- **WRITTEN REQUEST**
Note how many lines hold "curve" and report that number by itself.

- **TASK INPUTS**

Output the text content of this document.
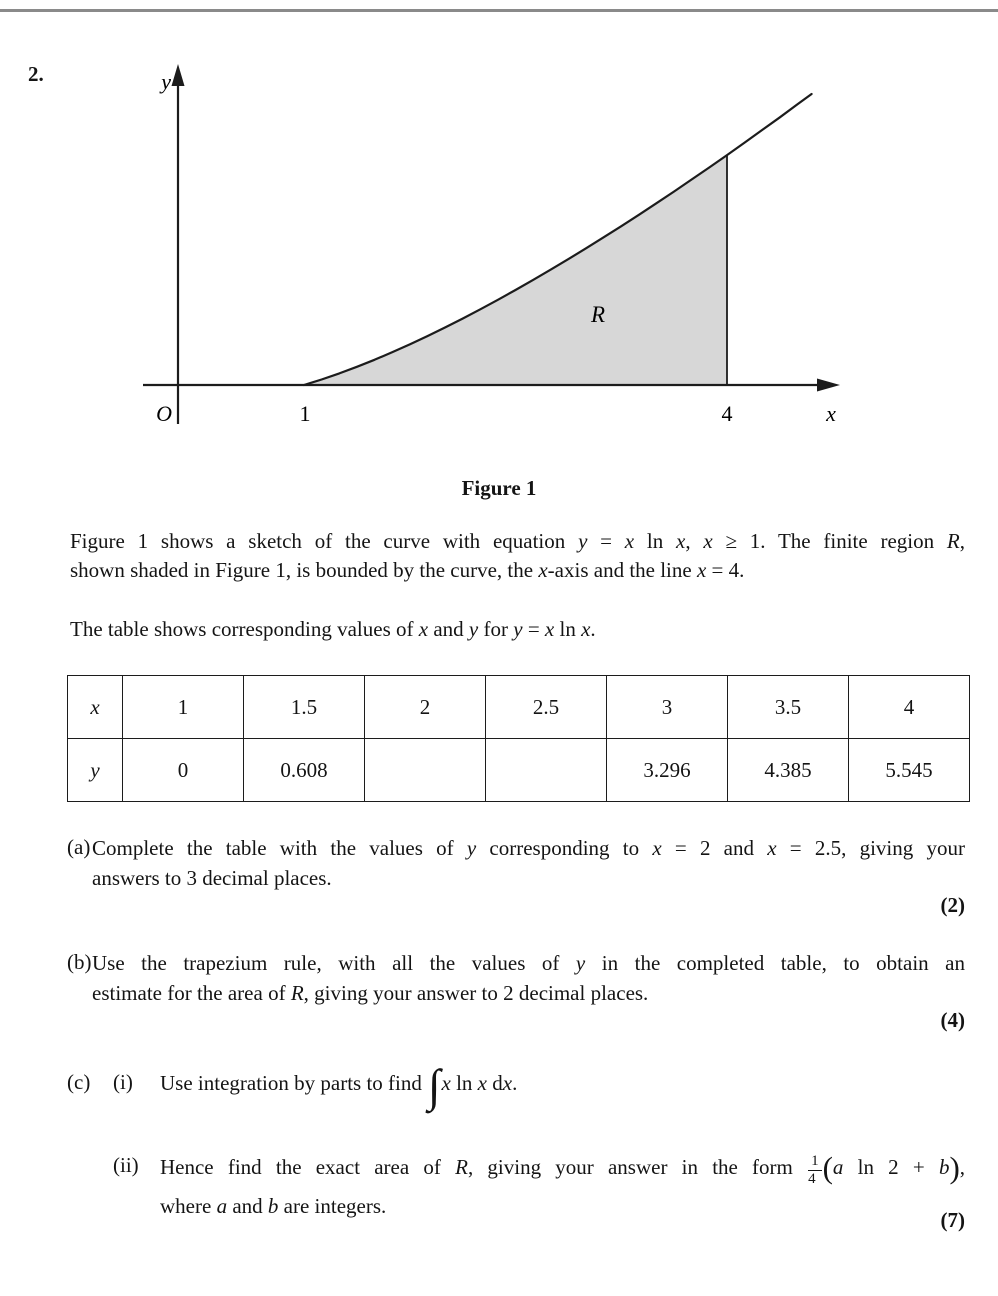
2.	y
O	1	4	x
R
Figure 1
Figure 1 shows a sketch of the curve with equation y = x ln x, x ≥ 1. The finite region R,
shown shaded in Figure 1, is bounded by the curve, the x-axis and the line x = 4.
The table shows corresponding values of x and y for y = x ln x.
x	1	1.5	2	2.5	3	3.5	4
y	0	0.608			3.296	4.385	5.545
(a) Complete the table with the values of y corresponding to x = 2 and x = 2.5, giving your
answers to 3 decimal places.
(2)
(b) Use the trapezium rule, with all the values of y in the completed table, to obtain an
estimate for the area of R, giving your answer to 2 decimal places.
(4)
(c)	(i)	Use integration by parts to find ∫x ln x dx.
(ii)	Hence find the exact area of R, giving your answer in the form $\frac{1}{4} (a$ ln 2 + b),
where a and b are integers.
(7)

--

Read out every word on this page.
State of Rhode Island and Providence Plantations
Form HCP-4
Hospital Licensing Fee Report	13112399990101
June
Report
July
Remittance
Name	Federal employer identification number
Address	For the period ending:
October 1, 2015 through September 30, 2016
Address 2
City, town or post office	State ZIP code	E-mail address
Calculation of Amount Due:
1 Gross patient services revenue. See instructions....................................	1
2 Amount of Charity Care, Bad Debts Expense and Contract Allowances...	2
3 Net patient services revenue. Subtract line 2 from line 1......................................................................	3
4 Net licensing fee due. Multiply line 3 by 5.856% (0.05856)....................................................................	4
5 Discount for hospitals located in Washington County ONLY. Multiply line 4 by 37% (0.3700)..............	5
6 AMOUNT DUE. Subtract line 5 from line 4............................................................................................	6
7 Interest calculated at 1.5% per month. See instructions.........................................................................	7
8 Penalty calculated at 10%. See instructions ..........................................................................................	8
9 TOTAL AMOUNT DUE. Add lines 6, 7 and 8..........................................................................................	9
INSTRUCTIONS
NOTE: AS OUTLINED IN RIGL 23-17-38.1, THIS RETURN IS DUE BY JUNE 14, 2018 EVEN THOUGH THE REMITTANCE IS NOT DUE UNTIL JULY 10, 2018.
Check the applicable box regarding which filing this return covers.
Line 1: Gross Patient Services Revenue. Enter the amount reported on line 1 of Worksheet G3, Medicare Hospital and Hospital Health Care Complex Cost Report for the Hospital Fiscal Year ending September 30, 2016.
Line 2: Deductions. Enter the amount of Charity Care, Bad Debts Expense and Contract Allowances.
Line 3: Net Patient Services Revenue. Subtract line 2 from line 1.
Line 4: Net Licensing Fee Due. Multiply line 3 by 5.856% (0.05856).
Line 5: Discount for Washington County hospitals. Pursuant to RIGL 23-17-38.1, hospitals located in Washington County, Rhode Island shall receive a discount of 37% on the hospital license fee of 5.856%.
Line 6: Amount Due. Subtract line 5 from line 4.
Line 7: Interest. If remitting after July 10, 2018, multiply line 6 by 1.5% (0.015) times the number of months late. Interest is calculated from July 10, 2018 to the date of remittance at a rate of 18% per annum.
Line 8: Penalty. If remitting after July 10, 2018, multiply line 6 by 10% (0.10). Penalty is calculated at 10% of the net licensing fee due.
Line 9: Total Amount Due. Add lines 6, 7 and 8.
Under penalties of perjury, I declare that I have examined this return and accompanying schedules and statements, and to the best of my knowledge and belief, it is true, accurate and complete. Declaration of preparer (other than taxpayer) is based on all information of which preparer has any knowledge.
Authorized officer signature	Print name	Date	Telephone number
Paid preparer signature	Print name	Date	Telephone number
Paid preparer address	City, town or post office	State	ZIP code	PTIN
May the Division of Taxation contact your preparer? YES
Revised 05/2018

* * *

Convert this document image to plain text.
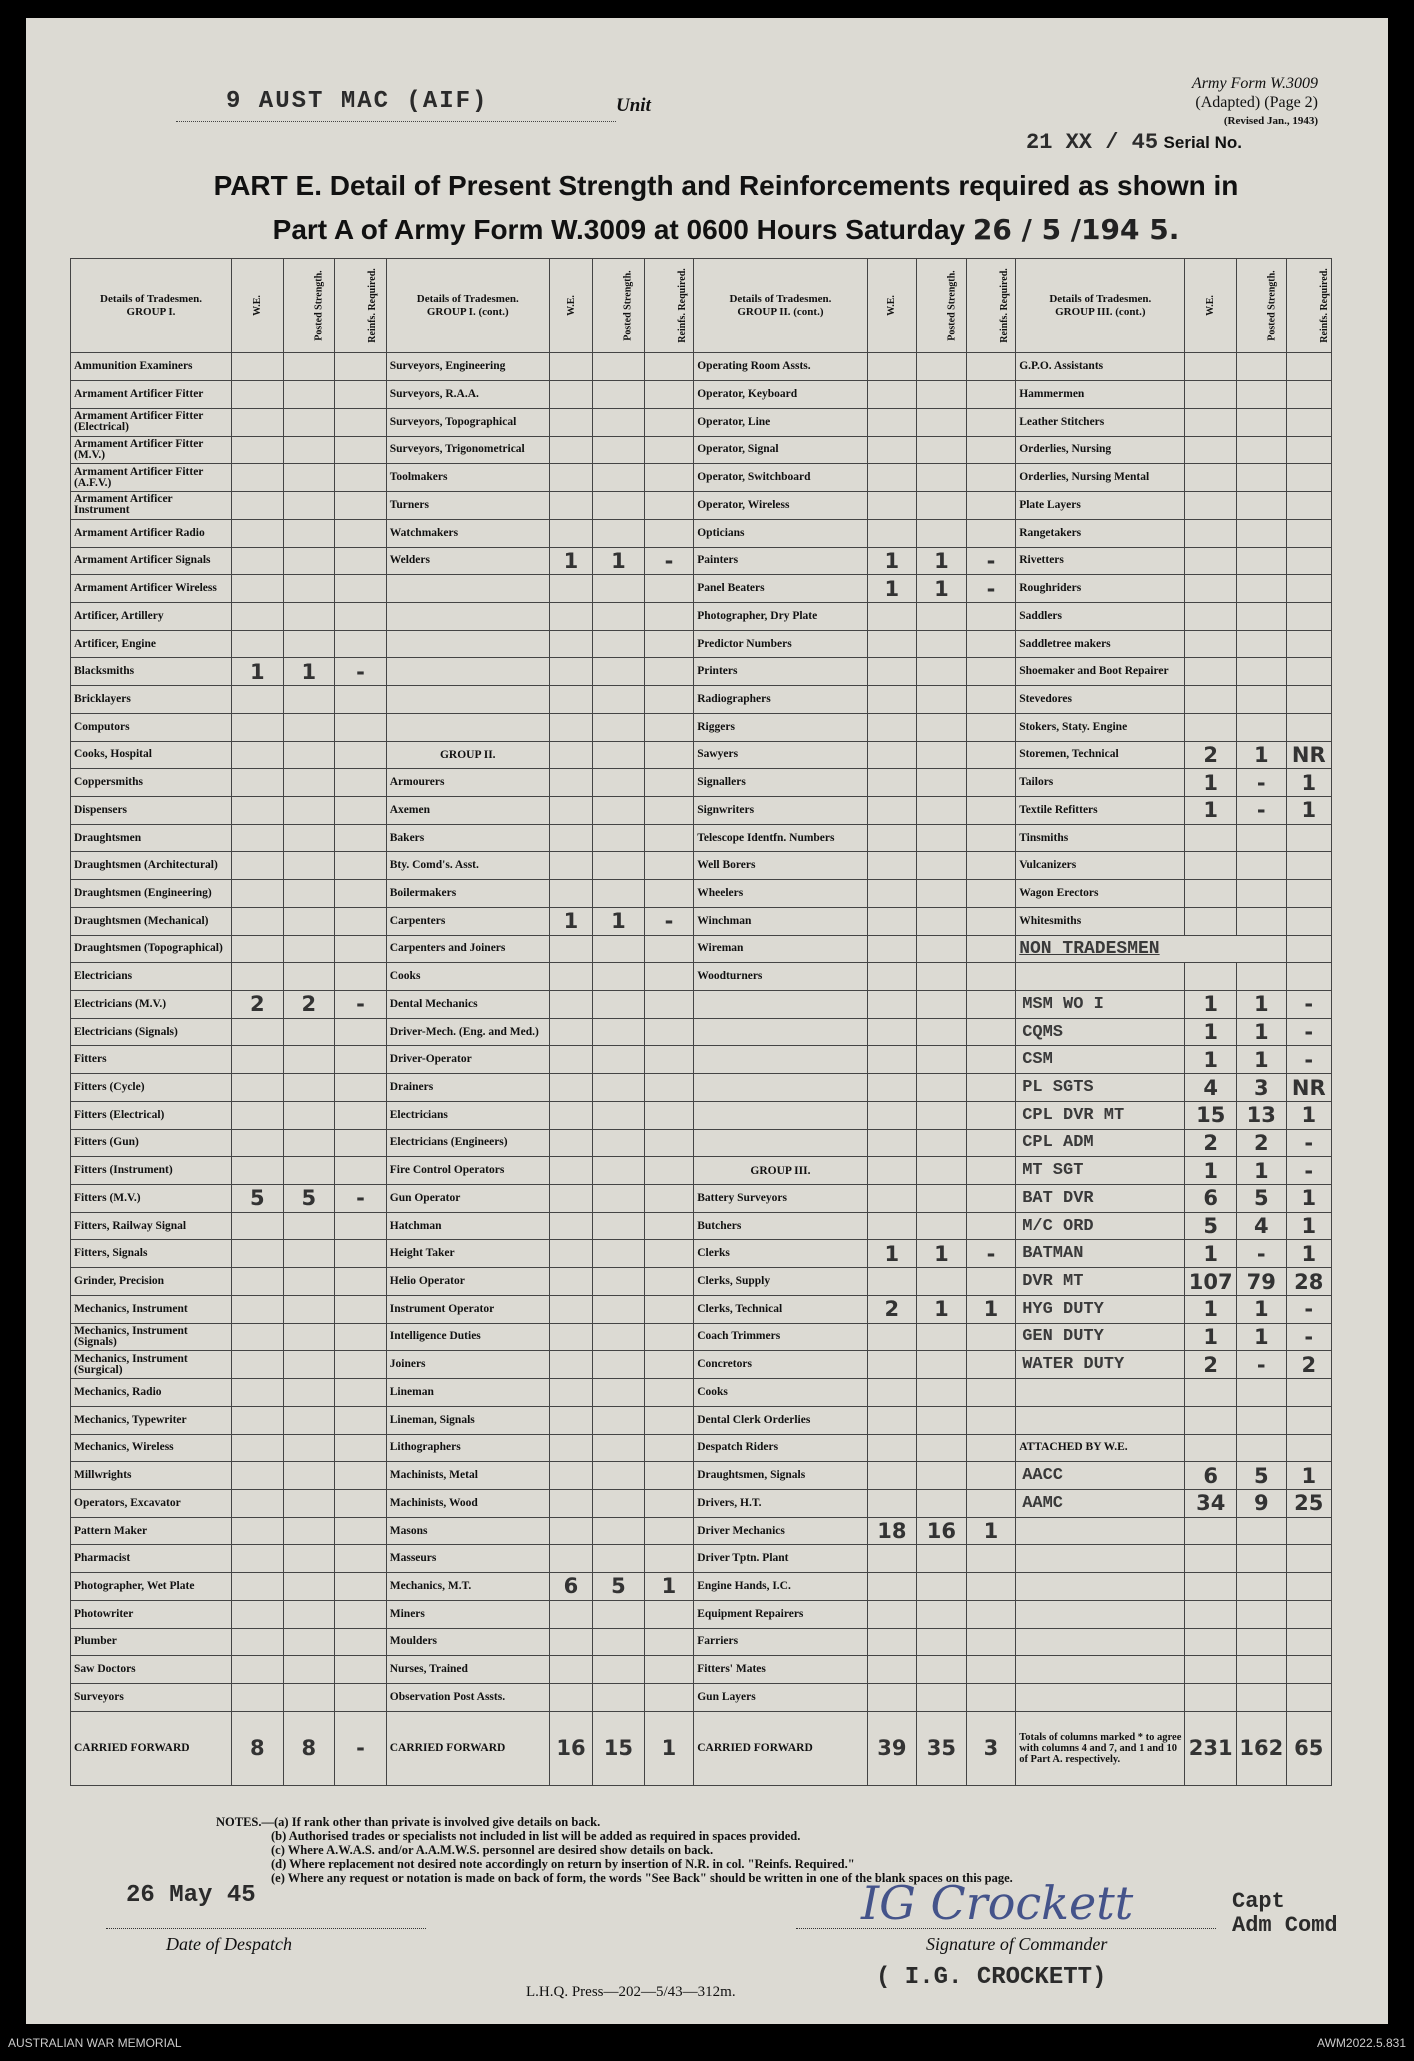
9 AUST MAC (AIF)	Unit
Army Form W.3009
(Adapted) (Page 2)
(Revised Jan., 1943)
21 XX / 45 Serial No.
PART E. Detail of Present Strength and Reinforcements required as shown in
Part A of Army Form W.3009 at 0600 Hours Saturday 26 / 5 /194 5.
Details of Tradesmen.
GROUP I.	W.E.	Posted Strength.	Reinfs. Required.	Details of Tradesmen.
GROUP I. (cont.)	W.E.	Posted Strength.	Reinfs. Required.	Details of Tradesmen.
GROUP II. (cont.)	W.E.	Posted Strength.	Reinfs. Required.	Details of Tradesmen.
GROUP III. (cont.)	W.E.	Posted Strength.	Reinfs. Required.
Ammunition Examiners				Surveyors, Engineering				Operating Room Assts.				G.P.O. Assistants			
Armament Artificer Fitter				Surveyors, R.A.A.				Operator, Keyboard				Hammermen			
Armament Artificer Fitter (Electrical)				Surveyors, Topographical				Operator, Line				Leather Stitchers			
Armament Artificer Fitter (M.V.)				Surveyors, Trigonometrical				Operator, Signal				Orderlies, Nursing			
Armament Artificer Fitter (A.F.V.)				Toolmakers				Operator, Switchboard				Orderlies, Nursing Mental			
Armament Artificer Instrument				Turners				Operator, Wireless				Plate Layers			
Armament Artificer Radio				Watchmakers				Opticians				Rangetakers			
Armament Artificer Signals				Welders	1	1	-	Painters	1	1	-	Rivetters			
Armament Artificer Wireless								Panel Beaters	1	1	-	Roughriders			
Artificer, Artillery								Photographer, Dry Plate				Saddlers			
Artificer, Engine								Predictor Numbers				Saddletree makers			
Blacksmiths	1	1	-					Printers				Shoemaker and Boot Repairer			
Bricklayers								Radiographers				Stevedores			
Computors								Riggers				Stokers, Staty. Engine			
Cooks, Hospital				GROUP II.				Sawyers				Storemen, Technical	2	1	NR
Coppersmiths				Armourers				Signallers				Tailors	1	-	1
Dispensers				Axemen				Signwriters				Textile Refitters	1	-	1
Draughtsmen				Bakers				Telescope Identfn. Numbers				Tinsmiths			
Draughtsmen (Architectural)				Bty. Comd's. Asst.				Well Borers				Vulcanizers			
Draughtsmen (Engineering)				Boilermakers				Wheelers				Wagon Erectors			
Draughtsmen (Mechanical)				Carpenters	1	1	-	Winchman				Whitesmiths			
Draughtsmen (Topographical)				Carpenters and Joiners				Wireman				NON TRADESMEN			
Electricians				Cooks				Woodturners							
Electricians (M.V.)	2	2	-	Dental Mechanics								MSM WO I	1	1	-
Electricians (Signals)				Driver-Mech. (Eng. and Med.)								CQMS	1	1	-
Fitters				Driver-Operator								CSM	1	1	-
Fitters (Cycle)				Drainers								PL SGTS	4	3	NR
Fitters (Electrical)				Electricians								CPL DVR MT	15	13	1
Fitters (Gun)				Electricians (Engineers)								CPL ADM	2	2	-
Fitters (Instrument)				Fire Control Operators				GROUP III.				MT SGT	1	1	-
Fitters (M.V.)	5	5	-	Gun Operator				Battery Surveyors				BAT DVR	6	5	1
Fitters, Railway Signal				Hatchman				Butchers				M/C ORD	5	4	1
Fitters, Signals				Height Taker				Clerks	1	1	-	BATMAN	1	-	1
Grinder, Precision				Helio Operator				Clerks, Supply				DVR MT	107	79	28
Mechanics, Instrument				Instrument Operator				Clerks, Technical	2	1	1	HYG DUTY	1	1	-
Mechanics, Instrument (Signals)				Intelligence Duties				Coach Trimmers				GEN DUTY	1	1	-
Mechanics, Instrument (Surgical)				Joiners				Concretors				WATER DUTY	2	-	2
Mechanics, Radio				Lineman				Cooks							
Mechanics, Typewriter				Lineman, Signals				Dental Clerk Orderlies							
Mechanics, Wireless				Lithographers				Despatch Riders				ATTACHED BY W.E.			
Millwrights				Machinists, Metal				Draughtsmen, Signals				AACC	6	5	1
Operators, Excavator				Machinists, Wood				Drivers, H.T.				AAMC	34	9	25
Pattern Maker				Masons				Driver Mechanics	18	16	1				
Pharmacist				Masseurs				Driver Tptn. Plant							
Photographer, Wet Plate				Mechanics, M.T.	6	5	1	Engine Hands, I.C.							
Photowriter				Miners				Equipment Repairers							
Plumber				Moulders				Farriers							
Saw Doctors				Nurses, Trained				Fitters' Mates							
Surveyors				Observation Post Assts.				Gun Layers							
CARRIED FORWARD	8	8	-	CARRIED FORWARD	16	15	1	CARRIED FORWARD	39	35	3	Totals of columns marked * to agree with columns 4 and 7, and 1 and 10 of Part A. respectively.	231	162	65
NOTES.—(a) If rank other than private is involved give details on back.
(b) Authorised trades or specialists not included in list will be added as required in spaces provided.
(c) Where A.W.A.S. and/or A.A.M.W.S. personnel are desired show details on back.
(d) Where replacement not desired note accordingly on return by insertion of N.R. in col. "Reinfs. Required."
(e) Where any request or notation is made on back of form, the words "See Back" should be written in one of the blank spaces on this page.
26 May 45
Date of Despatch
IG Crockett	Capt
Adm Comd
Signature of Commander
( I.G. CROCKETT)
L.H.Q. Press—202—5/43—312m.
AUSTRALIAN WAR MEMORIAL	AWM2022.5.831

- **ANSWER TO THE TASK**
2